▶ _BRIEF_
Return each line of the material verbatim.

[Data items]
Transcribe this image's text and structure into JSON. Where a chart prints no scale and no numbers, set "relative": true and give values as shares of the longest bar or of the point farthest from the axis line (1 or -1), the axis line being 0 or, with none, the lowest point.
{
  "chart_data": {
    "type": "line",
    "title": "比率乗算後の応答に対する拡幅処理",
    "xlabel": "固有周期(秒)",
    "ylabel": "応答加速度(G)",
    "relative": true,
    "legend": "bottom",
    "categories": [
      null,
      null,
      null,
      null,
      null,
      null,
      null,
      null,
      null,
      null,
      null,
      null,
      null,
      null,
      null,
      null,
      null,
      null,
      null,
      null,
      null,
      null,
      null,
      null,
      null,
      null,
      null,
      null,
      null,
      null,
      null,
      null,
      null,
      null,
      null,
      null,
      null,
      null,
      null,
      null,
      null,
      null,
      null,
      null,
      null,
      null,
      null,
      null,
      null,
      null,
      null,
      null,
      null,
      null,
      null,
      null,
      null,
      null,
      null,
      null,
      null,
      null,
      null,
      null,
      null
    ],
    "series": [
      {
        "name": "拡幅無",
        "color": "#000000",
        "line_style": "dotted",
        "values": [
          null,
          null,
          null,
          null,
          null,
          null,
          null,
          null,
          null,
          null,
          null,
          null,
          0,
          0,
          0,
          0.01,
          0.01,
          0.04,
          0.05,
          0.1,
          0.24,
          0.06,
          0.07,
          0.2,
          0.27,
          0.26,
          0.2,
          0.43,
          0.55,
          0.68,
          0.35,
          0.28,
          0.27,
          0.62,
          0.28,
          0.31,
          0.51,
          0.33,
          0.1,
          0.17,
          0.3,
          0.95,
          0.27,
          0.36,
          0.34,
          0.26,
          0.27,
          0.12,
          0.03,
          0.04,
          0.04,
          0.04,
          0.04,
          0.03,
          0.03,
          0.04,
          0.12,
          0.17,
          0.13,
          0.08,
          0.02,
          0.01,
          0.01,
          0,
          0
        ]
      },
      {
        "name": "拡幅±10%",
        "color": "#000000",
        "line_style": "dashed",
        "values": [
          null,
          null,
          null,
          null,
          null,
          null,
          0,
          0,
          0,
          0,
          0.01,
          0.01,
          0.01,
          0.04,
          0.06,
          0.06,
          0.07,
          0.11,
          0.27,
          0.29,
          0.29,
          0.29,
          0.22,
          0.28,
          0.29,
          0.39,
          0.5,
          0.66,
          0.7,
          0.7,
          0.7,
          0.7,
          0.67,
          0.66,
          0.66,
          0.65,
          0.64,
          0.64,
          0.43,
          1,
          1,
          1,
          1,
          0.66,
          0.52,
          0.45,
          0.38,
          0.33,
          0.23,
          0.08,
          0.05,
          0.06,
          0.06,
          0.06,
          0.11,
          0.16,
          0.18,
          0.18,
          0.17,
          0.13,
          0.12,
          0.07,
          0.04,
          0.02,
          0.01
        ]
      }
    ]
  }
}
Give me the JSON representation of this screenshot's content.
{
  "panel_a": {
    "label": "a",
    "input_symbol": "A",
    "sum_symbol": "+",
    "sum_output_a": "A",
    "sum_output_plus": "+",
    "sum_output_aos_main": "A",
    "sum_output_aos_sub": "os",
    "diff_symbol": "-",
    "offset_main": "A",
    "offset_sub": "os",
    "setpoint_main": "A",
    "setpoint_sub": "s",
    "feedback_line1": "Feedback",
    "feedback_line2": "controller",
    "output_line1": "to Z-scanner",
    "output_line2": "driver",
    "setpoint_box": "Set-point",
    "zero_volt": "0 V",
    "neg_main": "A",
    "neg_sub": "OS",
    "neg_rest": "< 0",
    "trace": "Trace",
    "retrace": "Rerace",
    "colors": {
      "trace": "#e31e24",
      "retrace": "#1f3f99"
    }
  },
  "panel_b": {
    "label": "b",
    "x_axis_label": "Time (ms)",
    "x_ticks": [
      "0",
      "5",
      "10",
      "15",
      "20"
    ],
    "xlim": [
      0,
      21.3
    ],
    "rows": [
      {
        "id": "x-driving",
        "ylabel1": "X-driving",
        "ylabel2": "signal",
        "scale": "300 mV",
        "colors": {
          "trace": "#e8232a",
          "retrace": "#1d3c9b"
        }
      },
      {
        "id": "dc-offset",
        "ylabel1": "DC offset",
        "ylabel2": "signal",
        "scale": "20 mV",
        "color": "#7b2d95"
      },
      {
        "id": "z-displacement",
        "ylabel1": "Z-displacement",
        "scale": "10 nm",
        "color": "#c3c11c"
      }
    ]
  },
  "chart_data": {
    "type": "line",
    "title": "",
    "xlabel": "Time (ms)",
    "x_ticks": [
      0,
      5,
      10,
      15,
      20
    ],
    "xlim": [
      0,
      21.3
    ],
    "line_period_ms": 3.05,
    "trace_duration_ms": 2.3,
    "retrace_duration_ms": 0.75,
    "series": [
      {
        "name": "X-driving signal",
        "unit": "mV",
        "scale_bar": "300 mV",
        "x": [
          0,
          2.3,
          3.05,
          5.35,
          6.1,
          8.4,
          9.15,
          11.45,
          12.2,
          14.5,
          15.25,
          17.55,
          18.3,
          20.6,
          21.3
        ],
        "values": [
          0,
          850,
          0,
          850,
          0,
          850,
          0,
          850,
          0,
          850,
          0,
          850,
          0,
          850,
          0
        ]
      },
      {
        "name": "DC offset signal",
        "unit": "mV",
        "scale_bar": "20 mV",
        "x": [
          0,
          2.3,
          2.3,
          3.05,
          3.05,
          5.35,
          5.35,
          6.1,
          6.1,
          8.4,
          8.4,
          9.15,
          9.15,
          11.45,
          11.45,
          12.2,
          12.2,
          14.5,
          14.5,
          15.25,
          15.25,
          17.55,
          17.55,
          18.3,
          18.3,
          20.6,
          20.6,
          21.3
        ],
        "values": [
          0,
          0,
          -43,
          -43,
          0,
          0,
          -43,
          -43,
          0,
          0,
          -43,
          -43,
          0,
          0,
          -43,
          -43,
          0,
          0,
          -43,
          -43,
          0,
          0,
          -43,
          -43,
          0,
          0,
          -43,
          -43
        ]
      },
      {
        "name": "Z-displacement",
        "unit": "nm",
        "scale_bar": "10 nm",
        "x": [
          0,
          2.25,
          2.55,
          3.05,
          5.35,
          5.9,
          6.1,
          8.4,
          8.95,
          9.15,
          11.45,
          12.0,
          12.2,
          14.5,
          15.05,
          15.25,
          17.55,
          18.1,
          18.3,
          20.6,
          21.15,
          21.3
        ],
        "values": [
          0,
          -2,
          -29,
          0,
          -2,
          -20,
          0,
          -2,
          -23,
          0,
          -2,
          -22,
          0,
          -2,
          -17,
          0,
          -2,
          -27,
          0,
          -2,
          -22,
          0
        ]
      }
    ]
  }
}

▶ _RESULT OF THE TASK_
Transcribe this image's text and structure into JSON. Where a chart prints no scale and no numbers, set "relative": true and give values as shares of the longest bar or of the point farthest from the axis line (1 or -1), the axis line being 0 or, with none, the lowest point.
{
  "chart_data": {
    "type": "line",
    "title": "比率乗算後の応答に対する拡幅処理",
    "xlabel": "固有周期(秒)",
    "ylabel": "応答加速度(G)",
    "relative": true,
    "legend": "bottom",
    "categories": [
      null,
      null,
      null,
      null,
      null,
      null,
      null,
      null,
      null,
      null,
      null,
      null,
      null,
      null,
      null,
      null,
      null,
      null,
      null,
      null,
      null,
      null,
      null,
      null,
      null,
      null,
      null,
      null,
      null,
      null,
      null,
      null,
      null,
      null,
      null,
      null,
      null,
      null,
      null,
      null,
      null,
      null,
      null,
      null,
      null,
      null,
      null,
      null,
      null,
      null,
      null,
      null,
      null,
      null,
      null,
      null,
      null,
      null,
      null,
      null,
      null,
      null,
      null,
      null,
      null
    ],
    "series": [
      {
        "name": "拡幅無",
        "color": "#000000",
        "line_style": "dotted",
        "values": [
          null,
          null,
          null,
          null,
          null,
          null,
          null,
          null,
          null,
          null,
          null,
          null,
          0,
          0,
          0,
          0.01,
          0.01,
          0.04,
          0.05,
          0.1,
          0.24,
          0.06,
          0.07,
          0.2,
          0.27,
          0.26,
          0.2,
          0.43,
          0.55,
          0.68,
          0.35,
          0.28,
          0.27,
          0.62,
          0.28,
          0.31,
          0.51,
          0.33,
          0.1,
          0.17,
          0.3,
          0.95,
          0.27,
          0.36,
          0.34,
          0.26,
          0.27,
          0.12,
          0.03,
          0.04,
          0.04,
          0.04,
          0.04,
          0.03,
          0.03,
          0.04,
          0.12,
          0.17,
          0.13,
          0.08,
          0.02,
          0.01,
          0.01,
          0,
          0
        ]
      },
      {
        "name": "拡幅±10%",
        "color": "#000000",
        "line_style": "dashed",
        "values": [
          null,
          null,
          null,
          null,
          null,
          null,
          0,
          0,
          0,
          0,
          0.01,
          0.01,
          0.01,
          0.04,
          0.06,
          0.06,
          0.07,
          0.11,
          0.27,
          0.29,
          0.29,
          0.29,
          0.22,
          0.28,
          0.29,
          0.39,
          0.5,
          0.66,
          0.7,
          0.7,
          0.7,
          0.7,
          0.67,
          0.66,
          0.66,
          0.65,
          0.64,
          0.64,
          0.43,
          1,
          1,
          1,
          1,
          0.66,
          0.52,
          0.45,
          0.38,
          0.33,
          0.23,
          0.08,
          0.05,
          0.06,
          0.06,
          0.06,
          0.11,
          0.16,
          0.18,
          0.18,
          0.17,
          0.13,
          0.12,
          0.07,
          0.04,
          0.02,
          0.01
        ]
      }
    ]
  }
}
Give me the JSON representation of this screenshot's content.
{
  "panel_a": {
    "label": "a",
    "input_symbol": "A",
    "sum_symbol": "+",
    "sum_output_a": "A",
    "sum_output_plus": "+",
    "sum_output_aos_main": "A",
    "sum_output_aos_sub": "os",
    "diff_symbol": "-",
    "offset_main": "A",
    "offset_sub": "os",
    "setpoint_main": "A",
    "setpoint_sub": "s",
    "feedback_line1": "Feedback",
    "feedback_line2": "controller",
    "output_line1": "to Z-scanner",
    "output_line2": "driver",
    "setpoint_box": "Set-point",
    "zero_volt": "0 V",
    "neg_main": "A",
    "neg_sub": "OS",
    "neg_rest": "< 0",
    "trace": "Trace",
    "retrace": "Rerace",
    "colors": {
      "trace": "#e31e24",
      "retrace": "#1f3f99"
    }
  },
  "panel_b": {
    "label": "b",
    "x_axis_label": "Time (ms)",
    "x_ticks": [
      "0",
      "5",
      "10",
      "15",
      "20"
    ],
    "xlim": [
      0,
      21.3
    ],
    "rows": [
      {
        "id": "x-driving",
        "ylabel1": "X-driving",
        "ylabel2": "signal",
        "scale": "300 mV",
        "colors": {
          "trace": "#e8232a",
          "retrace": "#1d3c9b"
        }
      },
      {
        "id": "dc-offset",
        "ylabel1": "DC offset",
        "ylabel2": "signal",
        "scale": "20 mV",
        "color": "#7b2d95"
      },
      {
        "id": "z-displacement",
        "ylabel1": "Z-displacement",
        "scale": "10 nm",
        "color": "#c3c11c"
      }
    ]
  },
  "chart_data": {
    "type": "line",
    "title": "",
    "xlabel": "Time (ms)",
    "x_ticks": [
      0,
      5,
      10,
      15,
      20
    ],
    "xlim": [
      0,
      21.3
    ],
    "line_period_ms": 3.05,
    "trace_duration_ms": 2.3,
    "retrace_duration_ms": 0.75,
    "series": [
      {
        "name": "X-driving signal",
        "unit": "mV",
        "scale_bar": "300 mV",
        "x": [
          0,
          2.3,
          3.05,
          5.35,
          6.1,
          8.4,
          9.15,
          11.45,
          12.2,
          14.5,
          15.25,
          17.55,
          18.3,
          20.6,
          21.3
        ],
        "values": [
          0,
          850,
          0,
          850,
          0,
          850,
          0,
          850,
          0,
          850,
          0,
          850,
          0,
          850,
          0
        ]
      },
      {
        "name": "DC offset signal",
        "unit": "mV",
        "scale_bar": "20 mV",
        "x": [
          0,
          2.3,
          2.3,
          3.05,
          3.05,
          5.35,
          5.35,
          6.1,
          6.1,
          8.4,
          8.4,
          9.15,
          9.15,
          11.45,
          11.45,
          12.2,
          12.2,
          14.5,
          14.5,
          15.25,
          15.25,
          17.55,
          17.55,
          18.3,
          18.3,
          20.6,
          20.6,
          21.3
        ],
        "values": [
          0,
          0,
          -43,
          -43,
          0,
          0,
          -43,
          -43,
          0,
          0,
          -43,
          -43,
          0,
          0,
          -43,
          -43,
          0,
          0,
          -43,
          -43,
          0,
          0,
          -43,
          -43,
          0,
          0,
          -43,
          -43
        ]
      },
      {
        "name": "Z-displacement",
        "unit": "nm",
        "scale_bar": "10 nm",
        "x": [
          0,
          2.25,
          2.55,
          3.05,
          5.35,
          5.9,
          6.1,
          8.4,
          8.95,
          9.15,
          11.45,
          12.0,
          12.2,
          14.5,
          15.05,
          15.25,
          17.55,
          18.1,
          18.3,
          20.6,
          21.15,
          21.3
        ],
        "values": [
          0,
          -2,
          -29,
          0,
          -2,
          -20,
          0,
          -2,
          -23,
          0,
          -2,
          -22,
          0,
          -2,
          -17,
          0,
          -2,
          -27,
          0,
          -2,
          -22,
          0
        ]
      }
    ]
  }
}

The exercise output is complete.